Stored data
(begin)

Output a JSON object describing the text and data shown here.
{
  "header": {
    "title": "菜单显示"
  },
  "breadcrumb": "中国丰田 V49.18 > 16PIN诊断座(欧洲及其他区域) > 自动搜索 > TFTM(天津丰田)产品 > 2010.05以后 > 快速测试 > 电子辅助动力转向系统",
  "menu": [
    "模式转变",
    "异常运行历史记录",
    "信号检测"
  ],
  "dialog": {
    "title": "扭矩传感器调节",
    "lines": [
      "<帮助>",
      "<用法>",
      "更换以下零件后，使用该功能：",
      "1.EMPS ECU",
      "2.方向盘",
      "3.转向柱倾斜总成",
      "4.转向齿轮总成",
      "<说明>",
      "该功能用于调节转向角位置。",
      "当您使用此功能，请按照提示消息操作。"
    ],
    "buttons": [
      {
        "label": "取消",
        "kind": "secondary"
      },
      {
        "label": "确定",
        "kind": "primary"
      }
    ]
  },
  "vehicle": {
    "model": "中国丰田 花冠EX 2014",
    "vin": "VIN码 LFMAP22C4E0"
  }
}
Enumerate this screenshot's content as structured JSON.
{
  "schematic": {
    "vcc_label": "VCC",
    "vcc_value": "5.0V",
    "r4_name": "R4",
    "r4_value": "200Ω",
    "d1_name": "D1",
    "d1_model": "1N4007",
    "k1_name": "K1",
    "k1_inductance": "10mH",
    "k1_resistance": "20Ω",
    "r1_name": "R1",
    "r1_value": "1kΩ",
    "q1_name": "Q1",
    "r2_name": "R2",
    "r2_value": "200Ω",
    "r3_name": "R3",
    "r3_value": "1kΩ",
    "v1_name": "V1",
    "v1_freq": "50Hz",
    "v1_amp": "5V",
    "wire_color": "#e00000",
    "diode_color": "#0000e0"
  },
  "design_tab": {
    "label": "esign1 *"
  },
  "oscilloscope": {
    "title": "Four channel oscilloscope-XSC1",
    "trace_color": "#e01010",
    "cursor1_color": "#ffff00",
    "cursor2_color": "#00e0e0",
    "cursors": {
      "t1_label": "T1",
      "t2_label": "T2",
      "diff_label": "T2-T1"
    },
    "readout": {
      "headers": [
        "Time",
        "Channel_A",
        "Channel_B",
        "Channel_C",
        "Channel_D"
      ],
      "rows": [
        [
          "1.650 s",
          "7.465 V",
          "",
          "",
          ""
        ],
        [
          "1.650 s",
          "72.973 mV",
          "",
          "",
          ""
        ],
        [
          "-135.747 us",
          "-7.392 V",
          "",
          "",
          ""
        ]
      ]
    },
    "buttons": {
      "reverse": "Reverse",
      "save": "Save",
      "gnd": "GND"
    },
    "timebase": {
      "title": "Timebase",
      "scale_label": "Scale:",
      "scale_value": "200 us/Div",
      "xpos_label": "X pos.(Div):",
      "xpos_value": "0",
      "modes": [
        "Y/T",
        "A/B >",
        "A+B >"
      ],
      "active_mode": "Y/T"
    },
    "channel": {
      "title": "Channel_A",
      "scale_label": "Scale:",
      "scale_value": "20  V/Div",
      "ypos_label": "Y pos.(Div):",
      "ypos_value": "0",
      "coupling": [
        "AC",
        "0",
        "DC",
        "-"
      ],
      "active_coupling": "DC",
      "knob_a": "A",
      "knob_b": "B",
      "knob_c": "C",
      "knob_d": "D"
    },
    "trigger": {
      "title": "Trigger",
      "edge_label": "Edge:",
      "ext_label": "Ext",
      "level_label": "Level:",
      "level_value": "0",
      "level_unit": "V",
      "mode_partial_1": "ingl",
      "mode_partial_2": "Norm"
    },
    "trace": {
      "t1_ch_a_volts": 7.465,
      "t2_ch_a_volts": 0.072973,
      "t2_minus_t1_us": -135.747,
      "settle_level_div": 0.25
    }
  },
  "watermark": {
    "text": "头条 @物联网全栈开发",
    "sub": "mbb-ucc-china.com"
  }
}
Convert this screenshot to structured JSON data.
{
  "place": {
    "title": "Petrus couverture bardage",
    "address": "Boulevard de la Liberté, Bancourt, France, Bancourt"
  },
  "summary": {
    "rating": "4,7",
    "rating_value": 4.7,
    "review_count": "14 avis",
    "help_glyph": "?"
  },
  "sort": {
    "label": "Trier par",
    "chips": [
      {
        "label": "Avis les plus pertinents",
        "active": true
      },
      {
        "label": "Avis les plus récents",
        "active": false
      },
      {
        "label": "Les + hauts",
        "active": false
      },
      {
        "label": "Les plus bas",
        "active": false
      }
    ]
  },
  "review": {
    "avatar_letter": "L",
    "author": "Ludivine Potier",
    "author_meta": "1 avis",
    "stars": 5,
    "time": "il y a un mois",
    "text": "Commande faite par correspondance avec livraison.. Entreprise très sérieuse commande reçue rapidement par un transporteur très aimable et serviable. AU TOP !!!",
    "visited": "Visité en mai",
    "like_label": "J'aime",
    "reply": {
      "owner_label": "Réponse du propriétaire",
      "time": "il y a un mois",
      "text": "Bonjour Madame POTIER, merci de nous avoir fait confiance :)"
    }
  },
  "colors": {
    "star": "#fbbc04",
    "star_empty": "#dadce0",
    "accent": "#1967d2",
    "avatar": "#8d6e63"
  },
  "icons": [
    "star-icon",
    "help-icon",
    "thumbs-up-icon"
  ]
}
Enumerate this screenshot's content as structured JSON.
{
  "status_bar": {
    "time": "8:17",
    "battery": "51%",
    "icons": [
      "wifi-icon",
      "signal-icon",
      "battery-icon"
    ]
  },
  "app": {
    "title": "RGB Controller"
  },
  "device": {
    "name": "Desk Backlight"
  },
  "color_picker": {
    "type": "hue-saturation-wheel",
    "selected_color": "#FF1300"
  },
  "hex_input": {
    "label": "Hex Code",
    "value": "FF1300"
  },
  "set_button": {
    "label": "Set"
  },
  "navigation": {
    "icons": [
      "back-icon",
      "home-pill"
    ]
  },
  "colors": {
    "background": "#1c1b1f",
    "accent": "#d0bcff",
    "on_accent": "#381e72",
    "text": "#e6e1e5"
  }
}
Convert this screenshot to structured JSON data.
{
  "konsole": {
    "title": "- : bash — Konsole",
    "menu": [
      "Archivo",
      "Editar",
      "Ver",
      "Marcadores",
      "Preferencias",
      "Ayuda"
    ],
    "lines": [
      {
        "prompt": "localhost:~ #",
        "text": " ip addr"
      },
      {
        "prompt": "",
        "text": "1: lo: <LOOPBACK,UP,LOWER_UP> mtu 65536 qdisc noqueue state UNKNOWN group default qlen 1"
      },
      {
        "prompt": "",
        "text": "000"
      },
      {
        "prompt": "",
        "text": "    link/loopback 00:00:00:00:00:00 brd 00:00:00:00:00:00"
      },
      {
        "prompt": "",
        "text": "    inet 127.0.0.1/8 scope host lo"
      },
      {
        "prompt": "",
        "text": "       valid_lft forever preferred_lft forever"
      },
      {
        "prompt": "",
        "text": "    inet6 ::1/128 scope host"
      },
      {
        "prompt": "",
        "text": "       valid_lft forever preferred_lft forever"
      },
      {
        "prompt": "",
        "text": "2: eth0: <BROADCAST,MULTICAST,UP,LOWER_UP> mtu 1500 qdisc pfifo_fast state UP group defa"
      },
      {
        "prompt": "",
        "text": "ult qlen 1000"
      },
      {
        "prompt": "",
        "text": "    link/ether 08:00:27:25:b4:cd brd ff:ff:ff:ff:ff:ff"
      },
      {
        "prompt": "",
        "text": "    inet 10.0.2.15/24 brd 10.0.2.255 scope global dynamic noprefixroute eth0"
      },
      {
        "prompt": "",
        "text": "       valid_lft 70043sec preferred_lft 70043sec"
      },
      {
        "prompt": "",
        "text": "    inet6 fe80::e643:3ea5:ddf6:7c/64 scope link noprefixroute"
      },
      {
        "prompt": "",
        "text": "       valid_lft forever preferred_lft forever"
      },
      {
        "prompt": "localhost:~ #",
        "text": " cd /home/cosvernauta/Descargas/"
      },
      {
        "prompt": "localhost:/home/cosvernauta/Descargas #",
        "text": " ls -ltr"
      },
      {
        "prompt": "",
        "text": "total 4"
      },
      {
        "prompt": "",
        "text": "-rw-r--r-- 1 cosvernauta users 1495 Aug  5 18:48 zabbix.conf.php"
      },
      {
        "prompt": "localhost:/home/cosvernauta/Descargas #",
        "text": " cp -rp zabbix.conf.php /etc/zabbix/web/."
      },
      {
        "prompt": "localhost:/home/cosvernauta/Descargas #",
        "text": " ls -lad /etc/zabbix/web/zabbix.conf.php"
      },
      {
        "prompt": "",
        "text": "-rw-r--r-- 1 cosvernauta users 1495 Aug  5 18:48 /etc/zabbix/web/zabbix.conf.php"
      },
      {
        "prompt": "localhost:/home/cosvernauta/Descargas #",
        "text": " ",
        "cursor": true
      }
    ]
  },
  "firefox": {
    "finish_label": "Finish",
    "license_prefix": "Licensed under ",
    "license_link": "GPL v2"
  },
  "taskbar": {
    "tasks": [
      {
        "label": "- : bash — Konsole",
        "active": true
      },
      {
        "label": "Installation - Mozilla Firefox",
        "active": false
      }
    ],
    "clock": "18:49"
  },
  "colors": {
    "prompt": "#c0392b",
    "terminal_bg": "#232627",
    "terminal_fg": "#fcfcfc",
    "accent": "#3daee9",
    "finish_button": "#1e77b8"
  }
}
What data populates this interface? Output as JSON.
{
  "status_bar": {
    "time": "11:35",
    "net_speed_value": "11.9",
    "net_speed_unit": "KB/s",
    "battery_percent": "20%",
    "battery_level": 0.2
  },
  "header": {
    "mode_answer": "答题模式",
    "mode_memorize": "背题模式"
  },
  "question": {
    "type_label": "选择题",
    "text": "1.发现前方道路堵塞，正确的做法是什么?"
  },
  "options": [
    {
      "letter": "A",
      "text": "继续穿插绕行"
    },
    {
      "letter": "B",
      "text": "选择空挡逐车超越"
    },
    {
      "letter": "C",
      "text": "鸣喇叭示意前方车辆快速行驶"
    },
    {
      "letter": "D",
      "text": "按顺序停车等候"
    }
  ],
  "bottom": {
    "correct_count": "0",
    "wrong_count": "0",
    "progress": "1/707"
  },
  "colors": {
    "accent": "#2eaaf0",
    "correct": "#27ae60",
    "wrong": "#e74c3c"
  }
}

(end)

# Description of the task
In the listing above, locate each line with "group" and copy it.

# Solved exercise
        "text": "1: lo: <LOOPBACK,UP,LOWER_UP> mtu 65536 qdisc noqueue state UNKNOWN group default qlen 1"
        "text": "2: eth0: <BROADCAST,MULTICAST,UP,LOWER_UP> mtu 1500 qdisc pfifo_fast state UP group defa"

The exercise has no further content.